* What you have to do *
Your task is to output the data exactly as it stands.
== Task input ==
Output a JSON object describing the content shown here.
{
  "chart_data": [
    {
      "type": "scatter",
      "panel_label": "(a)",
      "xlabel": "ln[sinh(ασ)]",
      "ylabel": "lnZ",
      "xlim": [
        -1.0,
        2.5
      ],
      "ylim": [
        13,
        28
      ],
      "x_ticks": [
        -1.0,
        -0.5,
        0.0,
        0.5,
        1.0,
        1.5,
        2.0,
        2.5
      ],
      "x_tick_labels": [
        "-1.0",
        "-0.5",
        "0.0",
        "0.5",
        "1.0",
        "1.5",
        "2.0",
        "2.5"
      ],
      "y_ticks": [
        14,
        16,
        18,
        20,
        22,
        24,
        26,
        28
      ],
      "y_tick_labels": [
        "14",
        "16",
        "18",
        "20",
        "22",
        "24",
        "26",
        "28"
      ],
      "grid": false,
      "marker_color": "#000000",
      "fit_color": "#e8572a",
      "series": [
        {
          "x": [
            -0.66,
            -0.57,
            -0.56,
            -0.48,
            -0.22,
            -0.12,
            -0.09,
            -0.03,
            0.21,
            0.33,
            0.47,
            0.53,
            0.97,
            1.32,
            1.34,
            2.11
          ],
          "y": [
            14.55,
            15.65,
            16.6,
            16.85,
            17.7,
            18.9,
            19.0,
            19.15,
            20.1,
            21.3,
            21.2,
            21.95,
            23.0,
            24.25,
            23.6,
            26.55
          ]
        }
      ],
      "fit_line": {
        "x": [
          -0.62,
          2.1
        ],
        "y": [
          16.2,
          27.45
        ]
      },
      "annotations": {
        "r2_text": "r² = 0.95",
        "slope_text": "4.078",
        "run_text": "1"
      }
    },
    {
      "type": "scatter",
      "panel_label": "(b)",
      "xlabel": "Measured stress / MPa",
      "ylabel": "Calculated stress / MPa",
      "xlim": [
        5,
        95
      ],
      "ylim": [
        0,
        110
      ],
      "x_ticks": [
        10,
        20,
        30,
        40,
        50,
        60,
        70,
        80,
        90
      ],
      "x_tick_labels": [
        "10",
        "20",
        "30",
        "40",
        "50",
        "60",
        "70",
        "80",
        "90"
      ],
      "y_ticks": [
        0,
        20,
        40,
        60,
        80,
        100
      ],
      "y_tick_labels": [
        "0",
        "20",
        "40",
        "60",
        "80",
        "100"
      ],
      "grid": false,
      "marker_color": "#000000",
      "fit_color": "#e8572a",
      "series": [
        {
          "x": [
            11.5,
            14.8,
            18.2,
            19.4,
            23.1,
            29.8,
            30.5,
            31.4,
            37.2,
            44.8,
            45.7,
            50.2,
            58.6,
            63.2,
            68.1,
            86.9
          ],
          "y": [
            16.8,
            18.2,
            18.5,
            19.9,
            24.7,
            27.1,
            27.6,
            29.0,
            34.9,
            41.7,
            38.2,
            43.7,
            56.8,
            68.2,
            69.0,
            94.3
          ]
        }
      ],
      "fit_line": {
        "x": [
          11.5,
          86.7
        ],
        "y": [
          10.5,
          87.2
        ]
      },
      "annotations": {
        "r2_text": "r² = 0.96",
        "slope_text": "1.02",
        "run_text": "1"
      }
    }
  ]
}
===
* Final answer *
Output a JSON object describing the content shown here.
{
  "chart_data": [
    {
      "type": "scatter",
      "panel_label": "(a)",
      "xlabel": "ln[sinh(ασ)]",
      "ylabel": "lnZ",
      "xlim": [
        -1.0,
        2.5
      ],
      "ylim": [
        13,
        28
      ],
      "x_ticks": [
        -1.0,
        -0.5,
        0.0,
        0.5,
        1.0,
        1.5,
        2.0,
        2.5
      ],
      "x_tick_labels": [
        "-1.0",
        "-0.5",
        "0.0",
        "0.5",
        "1.0",
        "1.5",
        "2.0",
        "2.5"
      ],
      "y_ticks": [
        14,
        16,
        18,
        20,
        22,
        24,
        26,
        28
      ],
      "y_tick_labels": [
        "14",
        "16",
        "18",
        "20",
        "22",
        "24",
        "26",
        "28"
      ],
      "grid": false,
      "marker_color": "#000000",
      "fit_color": "#e8572a",
      "series": [
        {
          "x": [
            -0.66,
            -0.57,
            -0.56,
            -0.48,
            -0.22,
            -0.12,
            -0.09,
            -0.03,
            0.21,
            0.33,
            0.47,
            0.53,
            0.97,
            1.32,
            1.34,
            2.11
          ],
          "y": [
            14.55,
            15.65,
            16.6,
            16.85,
            17.7,
            18.9,
            19.0,
            19.15,
            20.1,
            21.3,
            21.2,
            21.95,
            23.0,
            24.25,
            23.6,
            26.55
          ]
        }
      ],
      "fit_line": {
        "x": [
          -0.62,
          2.1
        ],
        "y": [
          16.2,
          27.45
        ]
      },
      "annotations": {
        "r2_text": "r² = 0.95",
        "slope_text": "4.078",
        "run_text": "1"
      }
    },
    {
      "type": "scatter",
      "panel_label": "(b)",
      "xlabel": "Measured stress / MPa",
      "ylabel": "Calculated stress / MPa",
      "xlim": [
        5,
        95
      ],
      "ylim": [
        0,
        110
      ],
      "x_ticks": [
        10,
        20,
        30,
        40,
        50,
        60,
        70,
        80,
        90
      ],
      "x_tick_labels": [
        "10",
        "20",
        "30",
        "40",
        "50",
        "60",
        "70",
        "80",
        "90"
      ],
      "y_ticks": [
        0,
        20,
        40,
        60,
        80,
        100
      ],
      "y_tick_labels": [
        "0",
        "20",
        "40",
        "60",
        "80",
        "100"
      ],
      "grid": false,
      "marker_color": "#000000",
      "fit_color": "#e8572a",
      "series": [
        {
          "x": [
            11.5,
            14.8,
            18.2,
            19.4,
            23.1,
            29.8,
            30.5,
            31.4,
            37.2,
            44.8,
            45.7,
            50.2,
            58.6,
            63.2,
            68.1,
            86.9
          ],
          "y": [
            16.8,
            18.2,
            18.5,
            19.9,
            24.7,
            27.1,
            27.6,
            29.0,
            34.9,
            41.7,
            38.2,
            43.7,
            56.8,
            68.2,
            69.0,
            94.3
          ]
        }
      ],
      "fit_line": {
        "x": [
          11.5,
          86.7
        ],
        "y": [
          10.5,
          87.2
        ]
      },
      "annotations": {
        "r2_text": "r² = 0.96",
        "slope_text": "1.02",
        "run_text": "1"
      }
    }
  ]
}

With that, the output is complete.